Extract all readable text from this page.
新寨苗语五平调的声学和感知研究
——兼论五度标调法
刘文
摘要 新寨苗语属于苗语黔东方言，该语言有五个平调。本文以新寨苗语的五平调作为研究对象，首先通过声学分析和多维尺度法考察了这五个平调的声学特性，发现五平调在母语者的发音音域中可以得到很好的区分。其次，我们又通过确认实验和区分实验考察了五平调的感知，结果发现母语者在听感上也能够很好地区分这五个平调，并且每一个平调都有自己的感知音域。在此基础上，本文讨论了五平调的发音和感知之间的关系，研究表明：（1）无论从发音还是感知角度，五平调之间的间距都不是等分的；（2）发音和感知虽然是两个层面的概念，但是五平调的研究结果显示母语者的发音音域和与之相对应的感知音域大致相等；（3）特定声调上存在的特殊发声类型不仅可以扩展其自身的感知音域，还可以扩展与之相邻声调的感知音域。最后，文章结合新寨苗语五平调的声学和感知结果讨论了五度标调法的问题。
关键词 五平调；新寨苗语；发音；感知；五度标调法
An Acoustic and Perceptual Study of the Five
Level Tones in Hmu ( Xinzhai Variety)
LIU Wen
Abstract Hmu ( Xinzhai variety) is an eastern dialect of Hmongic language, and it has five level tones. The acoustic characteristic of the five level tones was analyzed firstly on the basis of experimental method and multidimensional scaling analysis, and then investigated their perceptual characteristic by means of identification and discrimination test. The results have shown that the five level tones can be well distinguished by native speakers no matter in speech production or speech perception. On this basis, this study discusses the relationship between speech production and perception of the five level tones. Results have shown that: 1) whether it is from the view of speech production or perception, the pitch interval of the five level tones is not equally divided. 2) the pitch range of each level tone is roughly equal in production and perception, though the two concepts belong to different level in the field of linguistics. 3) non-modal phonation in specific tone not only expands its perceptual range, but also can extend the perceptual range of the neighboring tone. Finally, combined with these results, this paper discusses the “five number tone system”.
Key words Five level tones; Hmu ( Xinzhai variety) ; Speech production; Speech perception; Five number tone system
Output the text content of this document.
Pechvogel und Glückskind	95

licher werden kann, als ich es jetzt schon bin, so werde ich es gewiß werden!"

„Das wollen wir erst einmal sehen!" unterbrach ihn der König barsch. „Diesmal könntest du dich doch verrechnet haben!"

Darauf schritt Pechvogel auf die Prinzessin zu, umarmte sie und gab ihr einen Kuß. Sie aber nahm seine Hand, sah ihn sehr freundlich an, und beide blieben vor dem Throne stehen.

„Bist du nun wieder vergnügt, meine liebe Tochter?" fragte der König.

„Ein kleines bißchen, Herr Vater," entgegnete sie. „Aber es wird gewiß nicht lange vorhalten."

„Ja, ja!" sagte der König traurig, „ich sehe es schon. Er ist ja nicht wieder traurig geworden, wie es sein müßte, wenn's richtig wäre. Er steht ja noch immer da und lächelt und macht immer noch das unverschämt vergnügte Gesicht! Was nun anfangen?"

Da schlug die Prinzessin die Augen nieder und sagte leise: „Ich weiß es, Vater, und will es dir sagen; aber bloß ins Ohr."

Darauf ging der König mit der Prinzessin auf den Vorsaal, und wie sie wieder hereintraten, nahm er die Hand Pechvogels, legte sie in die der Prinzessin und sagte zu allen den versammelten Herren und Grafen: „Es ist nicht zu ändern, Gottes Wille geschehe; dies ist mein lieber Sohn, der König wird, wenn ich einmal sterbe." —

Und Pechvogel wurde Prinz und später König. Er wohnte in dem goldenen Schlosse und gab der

########################################

Exercise brief – Check each line of the entries for the string "number". Copy the lines that have it.

The answer –
Abstract Hmu ( Xinzhai variety) is an eastern dialect of Hmongic language, and it has five level tones. The acoustic characteristic of the five level tones was analyzed firstly on the basis of experimental method and multidimensional scaling analysis, and then investigated their perceptual characteristic by means of identification and discrimination test. The results have shown that the five level tones can be well distinguished by native speakers no matter in speech production or speech perception. On this basis, this study discusses the relationship between speech production and perception of the five level tones. Results have shown that: 1) whether it is from the view of speech production or perception, the pitch interval of the five level tones is not equally divided. 2) the pitch range of each level tone is roughly equal in production and perception, though the two concepts belong to different level in the field of linguistics. 3) non-modal phonation in specific tone not only expands its perceptual range, but also can extend the perceptual range of the neighboring tone. Finally, combined with these results, this paper discusses the “five number tone system”.
Key words Five level tones; Hmu ( Xinzhai variety) ; Speech production; Speech perception; Five number tone system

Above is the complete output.